◆ **Records for this exercise**
"""

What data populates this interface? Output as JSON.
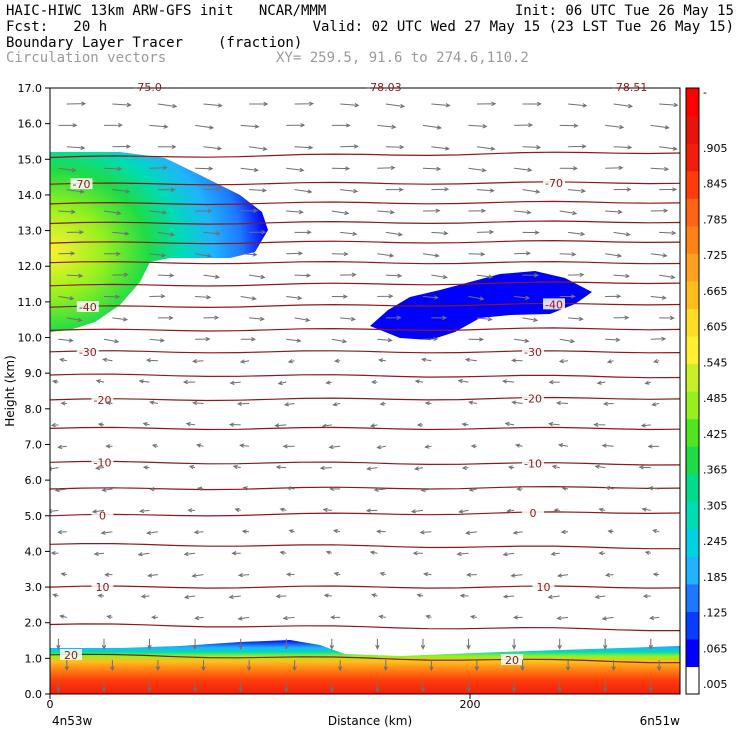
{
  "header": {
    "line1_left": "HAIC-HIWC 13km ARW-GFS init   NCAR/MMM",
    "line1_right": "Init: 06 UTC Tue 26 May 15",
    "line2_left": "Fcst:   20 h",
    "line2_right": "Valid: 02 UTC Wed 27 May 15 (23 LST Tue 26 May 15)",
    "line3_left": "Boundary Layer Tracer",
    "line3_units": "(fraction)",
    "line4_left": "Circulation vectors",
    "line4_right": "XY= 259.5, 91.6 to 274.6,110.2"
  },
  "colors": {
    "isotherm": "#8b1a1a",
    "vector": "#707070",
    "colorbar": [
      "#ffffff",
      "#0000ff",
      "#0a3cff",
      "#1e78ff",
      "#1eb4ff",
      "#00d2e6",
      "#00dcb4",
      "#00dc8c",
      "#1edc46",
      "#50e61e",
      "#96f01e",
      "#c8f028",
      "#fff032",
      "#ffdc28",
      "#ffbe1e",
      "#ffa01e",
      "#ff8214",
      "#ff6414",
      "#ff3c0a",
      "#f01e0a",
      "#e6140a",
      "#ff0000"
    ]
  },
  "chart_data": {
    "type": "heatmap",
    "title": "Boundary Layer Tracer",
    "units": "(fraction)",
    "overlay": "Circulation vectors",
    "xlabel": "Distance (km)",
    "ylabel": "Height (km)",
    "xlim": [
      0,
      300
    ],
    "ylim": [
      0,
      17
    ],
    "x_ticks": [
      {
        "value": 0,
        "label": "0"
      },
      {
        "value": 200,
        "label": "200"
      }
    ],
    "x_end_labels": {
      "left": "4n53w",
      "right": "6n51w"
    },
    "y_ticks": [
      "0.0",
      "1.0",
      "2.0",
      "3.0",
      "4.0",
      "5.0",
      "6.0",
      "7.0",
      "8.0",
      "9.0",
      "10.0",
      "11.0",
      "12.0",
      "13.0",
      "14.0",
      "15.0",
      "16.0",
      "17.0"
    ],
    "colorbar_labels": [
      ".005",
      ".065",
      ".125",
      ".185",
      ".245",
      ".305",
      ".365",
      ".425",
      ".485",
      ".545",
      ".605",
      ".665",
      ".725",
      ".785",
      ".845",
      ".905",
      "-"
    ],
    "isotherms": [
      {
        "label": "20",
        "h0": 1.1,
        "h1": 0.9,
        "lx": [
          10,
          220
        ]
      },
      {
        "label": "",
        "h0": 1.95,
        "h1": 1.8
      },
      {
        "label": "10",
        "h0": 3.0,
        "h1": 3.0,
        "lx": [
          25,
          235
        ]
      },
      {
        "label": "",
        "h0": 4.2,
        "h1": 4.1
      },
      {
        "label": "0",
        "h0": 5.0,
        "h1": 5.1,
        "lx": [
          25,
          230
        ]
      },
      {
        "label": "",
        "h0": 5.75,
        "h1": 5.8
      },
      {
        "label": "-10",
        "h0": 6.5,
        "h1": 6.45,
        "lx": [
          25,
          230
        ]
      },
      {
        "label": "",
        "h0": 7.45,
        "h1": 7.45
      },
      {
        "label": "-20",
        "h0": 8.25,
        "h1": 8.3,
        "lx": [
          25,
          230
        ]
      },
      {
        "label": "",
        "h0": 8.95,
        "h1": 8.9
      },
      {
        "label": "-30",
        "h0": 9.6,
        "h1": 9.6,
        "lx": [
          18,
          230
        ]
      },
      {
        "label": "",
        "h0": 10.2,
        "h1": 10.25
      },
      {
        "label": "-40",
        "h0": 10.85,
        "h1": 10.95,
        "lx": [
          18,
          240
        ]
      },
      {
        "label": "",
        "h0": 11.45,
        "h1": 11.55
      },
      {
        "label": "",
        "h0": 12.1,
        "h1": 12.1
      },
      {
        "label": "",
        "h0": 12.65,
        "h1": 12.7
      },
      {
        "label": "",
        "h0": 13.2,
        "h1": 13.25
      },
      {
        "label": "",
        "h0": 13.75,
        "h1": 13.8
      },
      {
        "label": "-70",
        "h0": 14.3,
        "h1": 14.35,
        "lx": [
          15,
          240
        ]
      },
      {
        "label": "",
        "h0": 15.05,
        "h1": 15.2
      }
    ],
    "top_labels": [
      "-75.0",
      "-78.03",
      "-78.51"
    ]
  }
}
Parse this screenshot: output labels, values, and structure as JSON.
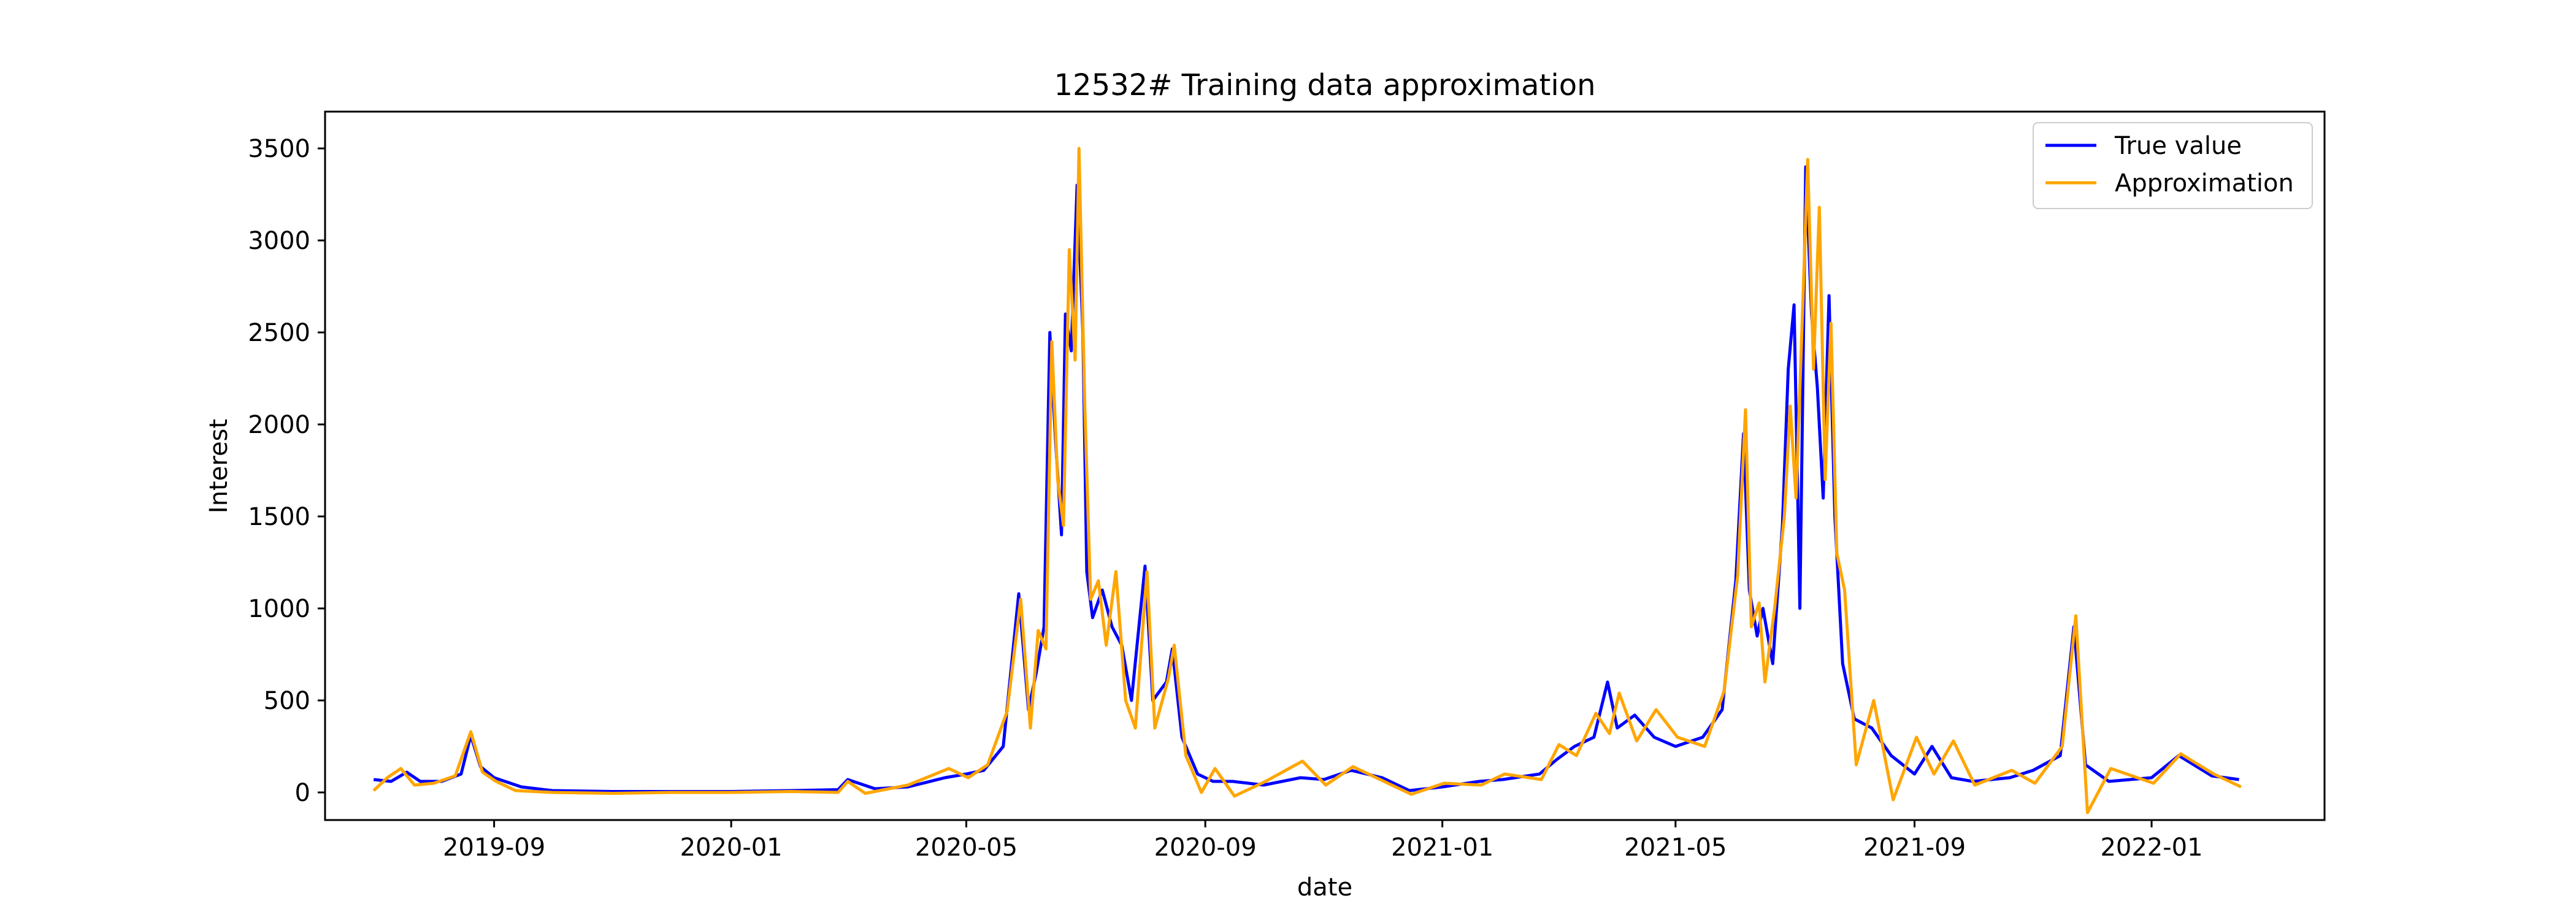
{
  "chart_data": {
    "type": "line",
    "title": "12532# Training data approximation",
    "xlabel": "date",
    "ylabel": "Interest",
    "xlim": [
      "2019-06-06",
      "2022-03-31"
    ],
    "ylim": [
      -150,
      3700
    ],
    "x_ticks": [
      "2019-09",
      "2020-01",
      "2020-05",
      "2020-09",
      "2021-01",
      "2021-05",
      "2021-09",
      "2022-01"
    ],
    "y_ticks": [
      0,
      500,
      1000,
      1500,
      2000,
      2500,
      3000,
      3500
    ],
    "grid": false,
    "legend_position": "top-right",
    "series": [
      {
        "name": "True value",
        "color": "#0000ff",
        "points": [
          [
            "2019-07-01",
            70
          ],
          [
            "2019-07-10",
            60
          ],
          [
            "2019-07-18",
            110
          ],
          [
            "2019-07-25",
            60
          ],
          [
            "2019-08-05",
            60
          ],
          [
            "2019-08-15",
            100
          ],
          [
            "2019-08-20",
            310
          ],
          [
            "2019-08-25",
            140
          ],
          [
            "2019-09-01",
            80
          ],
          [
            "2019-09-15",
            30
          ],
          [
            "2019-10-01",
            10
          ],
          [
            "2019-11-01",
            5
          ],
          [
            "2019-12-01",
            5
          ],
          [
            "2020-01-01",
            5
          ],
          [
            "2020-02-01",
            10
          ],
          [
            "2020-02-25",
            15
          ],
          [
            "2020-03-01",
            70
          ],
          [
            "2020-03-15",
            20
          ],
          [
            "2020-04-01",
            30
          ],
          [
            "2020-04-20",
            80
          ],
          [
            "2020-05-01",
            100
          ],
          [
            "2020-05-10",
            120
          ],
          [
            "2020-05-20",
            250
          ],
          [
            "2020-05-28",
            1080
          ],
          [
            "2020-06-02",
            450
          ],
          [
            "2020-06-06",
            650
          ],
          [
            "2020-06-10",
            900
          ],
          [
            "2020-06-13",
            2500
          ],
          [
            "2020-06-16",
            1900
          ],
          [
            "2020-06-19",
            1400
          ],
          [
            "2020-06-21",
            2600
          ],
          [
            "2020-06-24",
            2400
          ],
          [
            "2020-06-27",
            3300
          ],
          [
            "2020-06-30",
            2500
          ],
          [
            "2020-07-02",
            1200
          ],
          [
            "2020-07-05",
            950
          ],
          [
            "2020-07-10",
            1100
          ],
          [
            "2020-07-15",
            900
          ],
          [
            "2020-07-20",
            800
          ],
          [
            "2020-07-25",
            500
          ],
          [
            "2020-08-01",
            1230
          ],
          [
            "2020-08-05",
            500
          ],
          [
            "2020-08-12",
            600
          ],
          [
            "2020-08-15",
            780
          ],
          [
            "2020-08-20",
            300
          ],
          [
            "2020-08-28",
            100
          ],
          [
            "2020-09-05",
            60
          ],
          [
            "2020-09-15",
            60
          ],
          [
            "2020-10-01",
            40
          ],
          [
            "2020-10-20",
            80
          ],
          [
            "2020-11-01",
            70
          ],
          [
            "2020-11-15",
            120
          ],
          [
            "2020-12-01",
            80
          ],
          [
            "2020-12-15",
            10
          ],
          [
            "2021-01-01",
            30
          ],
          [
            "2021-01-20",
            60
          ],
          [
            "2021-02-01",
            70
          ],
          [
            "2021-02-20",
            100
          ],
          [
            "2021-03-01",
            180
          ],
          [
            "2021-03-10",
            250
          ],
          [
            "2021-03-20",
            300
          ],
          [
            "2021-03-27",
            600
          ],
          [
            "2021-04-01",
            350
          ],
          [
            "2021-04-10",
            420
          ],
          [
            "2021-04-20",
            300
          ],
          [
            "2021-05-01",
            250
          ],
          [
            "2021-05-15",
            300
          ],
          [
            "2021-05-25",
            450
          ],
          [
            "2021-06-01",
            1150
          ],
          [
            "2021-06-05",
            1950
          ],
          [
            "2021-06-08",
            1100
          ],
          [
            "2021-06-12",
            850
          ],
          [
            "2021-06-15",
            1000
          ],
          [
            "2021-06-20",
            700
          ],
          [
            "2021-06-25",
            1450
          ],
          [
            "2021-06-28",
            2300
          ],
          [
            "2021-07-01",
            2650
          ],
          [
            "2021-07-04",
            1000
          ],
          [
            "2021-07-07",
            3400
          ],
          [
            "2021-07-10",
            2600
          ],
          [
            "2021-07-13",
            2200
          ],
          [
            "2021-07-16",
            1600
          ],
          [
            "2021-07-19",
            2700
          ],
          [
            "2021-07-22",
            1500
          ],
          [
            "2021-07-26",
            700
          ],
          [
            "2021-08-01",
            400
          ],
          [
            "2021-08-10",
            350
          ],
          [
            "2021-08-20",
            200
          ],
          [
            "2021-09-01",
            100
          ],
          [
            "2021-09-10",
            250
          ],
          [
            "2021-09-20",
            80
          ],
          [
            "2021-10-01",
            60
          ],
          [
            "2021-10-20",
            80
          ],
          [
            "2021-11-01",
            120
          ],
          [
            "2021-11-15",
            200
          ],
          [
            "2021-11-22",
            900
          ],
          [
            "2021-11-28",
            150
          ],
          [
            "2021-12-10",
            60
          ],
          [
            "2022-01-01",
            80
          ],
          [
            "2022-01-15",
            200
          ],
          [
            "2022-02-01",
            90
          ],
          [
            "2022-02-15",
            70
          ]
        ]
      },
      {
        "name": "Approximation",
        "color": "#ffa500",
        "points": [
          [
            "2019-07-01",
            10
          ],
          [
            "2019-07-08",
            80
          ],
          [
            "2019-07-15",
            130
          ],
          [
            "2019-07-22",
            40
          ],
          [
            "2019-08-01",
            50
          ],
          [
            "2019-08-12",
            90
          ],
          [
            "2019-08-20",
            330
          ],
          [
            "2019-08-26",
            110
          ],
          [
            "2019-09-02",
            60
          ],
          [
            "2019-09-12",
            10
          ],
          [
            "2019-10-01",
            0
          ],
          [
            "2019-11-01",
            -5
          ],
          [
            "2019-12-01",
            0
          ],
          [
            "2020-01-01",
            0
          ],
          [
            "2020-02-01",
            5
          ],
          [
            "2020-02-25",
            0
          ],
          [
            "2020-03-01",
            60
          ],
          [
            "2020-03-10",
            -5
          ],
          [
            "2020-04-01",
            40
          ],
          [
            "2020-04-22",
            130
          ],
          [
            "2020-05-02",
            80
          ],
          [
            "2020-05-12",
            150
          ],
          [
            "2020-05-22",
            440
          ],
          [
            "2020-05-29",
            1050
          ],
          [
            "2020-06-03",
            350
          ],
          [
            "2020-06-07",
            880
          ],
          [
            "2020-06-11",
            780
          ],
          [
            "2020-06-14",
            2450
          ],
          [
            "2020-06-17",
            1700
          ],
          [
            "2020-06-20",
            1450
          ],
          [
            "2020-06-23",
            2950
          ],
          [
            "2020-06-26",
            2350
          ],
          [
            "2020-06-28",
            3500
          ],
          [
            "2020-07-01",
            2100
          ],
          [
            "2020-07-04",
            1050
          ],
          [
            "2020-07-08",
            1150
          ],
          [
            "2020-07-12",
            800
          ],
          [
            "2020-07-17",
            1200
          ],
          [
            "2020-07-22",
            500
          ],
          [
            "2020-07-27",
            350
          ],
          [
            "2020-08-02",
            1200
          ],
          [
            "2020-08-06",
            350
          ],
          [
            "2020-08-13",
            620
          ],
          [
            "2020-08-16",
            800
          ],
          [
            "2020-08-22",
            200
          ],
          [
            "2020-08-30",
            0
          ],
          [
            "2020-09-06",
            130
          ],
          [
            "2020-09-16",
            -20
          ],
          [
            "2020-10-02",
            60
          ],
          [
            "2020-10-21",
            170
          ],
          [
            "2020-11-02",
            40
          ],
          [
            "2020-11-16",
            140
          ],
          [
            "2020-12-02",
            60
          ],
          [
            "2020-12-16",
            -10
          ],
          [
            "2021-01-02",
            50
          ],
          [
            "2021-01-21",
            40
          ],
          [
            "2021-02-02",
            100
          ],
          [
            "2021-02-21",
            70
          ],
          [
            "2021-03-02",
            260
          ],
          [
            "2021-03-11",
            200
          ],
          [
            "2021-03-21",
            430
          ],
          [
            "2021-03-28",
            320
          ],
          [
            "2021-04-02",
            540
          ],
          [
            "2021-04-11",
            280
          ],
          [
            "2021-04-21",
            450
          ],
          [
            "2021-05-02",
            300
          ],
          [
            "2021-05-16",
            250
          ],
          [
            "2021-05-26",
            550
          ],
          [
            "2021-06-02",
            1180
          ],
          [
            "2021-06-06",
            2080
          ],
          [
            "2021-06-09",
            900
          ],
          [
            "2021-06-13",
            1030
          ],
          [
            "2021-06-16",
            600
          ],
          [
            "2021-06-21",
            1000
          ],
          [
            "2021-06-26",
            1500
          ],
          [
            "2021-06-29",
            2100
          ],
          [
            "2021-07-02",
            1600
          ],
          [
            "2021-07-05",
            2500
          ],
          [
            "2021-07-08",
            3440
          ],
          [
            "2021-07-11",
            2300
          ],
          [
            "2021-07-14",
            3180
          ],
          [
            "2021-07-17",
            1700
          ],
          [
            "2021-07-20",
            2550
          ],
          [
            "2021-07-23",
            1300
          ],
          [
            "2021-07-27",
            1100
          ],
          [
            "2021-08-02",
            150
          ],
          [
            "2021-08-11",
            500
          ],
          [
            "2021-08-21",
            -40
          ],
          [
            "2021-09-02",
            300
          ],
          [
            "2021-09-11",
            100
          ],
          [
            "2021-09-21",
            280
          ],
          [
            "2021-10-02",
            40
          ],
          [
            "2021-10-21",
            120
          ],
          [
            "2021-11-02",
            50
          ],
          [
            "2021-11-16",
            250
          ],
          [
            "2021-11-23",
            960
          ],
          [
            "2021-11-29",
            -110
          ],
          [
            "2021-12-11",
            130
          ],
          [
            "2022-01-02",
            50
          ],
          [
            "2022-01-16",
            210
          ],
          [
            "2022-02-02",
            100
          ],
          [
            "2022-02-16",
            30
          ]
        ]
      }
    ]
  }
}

"""

Check every line for "JSON" and show the ones that have it.

What data populates this interface? Output as JSON.
Parse this screenshot: output labels, values, and structure as JSON.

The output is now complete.